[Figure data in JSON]
###
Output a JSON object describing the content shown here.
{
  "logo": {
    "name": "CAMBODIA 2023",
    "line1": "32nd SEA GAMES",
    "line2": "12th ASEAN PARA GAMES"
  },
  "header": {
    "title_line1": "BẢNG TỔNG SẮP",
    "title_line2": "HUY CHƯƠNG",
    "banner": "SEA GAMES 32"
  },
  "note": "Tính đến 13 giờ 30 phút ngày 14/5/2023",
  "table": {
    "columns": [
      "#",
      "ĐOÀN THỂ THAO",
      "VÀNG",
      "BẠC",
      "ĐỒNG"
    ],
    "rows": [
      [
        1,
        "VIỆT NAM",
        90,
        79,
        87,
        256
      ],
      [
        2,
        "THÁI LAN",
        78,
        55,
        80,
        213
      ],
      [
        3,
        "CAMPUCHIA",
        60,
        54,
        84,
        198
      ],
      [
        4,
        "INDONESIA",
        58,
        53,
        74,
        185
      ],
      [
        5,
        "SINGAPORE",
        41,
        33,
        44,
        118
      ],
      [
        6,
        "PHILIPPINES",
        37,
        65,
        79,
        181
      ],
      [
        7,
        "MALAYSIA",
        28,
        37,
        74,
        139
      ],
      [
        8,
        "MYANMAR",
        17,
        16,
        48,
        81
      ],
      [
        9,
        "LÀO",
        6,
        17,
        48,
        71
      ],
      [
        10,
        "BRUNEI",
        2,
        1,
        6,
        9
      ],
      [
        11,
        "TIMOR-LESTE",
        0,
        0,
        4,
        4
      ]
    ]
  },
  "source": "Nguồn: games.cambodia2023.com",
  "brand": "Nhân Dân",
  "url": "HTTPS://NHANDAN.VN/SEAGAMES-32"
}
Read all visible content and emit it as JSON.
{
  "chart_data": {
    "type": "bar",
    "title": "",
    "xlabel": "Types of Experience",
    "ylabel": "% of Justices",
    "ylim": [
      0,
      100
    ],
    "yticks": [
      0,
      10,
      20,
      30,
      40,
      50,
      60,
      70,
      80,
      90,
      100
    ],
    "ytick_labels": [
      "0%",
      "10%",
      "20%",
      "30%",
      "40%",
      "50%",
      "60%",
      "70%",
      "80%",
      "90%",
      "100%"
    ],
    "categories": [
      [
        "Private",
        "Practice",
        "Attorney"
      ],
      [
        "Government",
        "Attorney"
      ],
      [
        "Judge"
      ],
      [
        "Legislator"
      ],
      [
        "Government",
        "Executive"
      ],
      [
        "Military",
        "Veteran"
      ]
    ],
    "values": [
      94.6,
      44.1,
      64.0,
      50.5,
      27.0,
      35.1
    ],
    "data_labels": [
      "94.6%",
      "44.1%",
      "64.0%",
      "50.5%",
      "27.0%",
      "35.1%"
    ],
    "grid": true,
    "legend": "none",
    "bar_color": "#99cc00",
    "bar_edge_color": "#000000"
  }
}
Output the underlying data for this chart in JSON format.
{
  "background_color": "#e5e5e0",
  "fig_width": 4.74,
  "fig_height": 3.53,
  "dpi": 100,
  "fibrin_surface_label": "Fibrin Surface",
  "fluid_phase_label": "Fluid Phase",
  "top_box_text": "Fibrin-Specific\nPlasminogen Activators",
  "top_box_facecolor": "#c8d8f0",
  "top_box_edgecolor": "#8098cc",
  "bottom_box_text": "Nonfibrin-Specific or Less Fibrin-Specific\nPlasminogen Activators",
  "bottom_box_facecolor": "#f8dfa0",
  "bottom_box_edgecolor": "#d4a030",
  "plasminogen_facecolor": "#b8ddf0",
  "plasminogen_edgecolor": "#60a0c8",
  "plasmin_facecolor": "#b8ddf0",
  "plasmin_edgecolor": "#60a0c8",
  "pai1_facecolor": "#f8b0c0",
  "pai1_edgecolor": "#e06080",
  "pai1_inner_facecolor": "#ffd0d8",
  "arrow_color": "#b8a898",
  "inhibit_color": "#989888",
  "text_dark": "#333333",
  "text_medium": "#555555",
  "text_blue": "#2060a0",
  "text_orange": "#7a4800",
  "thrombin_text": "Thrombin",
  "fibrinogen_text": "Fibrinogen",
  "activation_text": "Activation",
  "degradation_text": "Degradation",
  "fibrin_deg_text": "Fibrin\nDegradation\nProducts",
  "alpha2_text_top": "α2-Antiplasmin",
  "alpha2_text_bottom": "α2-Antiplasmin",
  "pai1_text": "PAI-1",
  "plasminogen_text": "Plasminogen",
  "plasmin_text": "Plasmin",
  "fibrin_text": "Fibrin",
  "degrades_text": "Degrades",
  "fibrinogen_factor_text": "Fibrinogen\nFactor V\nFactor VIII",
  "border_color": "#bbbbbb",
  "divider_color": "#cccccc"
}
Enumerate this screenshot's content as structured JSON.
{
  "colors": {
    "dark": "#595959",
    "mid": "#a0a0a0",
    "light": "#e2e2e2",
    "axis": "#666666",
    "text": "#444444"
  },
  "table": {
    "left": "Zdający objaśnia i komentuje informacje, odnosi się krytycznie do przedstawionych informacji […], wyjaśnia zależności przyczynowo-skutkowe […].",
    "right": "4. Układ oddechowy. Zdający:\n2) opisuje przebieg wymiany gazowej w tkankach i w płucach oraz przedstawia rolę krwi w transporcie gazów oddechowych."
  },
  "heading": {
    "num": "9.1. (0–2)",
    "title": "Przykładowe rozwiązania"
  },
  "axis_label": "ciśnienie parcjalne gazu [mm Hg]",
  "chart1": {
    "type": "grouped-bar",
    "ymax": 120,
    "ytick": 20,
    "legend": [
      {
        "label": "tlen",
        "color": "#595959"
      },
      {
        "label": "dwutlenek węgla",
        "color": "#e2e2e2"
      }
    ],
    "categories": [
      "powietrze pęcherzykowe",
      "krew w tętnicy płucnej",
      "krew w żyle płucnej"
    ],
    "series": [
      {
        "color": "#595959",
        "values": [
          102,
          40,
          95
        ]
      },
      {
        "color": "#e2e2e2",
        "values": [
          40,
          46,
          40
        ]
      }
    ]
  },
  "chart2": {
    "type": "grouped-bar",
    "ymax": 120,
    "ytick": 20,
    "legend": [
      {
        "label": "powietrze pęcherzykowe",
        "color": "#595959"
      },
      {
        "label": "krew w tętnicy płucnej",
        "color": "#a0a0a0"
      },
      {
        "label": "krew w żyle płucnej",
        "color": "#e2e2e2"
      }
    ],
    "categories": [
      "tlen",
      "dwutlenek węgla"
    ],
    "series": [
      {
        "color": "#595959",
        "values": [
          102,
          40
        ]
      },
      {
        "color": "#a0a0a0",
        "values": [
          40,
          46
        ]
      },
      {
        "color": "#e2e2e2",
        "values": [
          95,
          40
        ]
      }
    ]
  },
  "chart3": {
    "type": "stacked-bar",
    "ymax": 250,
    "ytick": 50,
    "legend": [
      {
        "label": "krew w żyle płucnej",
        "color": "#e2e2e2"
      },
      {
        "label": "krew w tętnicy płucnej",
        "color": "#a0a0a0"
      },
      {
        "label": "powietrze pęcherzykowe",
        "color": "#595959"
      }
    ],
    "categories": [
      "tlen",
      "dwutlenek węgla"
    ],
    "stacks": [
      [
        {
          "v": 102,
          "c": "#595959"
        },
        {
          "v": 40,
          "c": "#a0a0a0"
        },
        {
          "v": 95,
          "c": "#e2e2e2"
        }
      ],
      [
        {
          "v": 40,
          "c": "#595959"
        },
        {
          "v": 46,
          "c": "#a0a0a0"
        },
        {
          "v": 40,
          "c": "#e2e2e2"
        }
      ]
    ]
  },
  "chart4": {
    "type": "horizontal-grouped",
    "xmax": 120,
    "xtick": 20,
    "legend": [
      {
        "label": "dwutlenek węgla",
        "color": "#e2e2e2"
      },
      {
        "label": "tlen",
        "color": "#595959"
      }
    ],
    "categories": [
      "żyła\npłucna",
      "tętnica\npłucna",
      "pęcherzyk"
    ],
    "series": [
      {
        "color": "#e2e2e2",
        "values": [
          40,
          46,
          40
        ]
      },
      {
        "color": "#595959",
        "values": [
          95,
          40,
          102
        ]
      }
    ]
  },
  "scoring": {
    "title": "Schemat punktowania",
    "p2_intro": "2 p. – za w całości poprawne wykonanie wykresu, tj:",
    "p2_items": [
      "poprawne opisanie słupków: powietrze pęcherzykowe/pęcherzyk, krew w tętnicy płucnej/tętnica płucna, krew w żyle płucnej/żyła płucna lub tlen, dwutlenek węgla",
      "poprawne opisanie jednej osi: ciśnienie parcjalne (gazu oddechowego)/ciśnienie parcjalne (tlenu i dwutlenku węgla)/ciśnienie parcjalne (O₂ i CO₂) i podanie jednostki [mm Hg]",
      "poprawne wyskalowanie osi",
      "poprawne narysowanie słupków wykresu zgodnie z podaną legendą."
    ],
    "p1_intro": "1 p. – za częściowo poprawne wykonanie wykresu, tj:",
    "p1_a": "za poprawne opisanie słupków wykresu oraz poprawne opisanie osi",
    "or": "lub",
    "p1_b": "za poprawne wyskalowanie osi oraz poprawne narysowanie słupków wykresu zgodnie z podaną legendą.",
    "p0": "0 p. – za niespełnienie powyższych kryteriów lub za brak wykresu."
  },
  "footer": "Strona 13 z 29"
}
###
| WHAT THE TASK REQUIRES |
Wherever the string "nPlasminogen" appears in the entries above, list that line.

| REPLY |
  "top_box_text": "Fibrin-Specific\nPlasminogen Activators",
  "bottom_box_text": "Nonfibrin-Specific or Less Fibrin-Specific\nPlasminogen Activators",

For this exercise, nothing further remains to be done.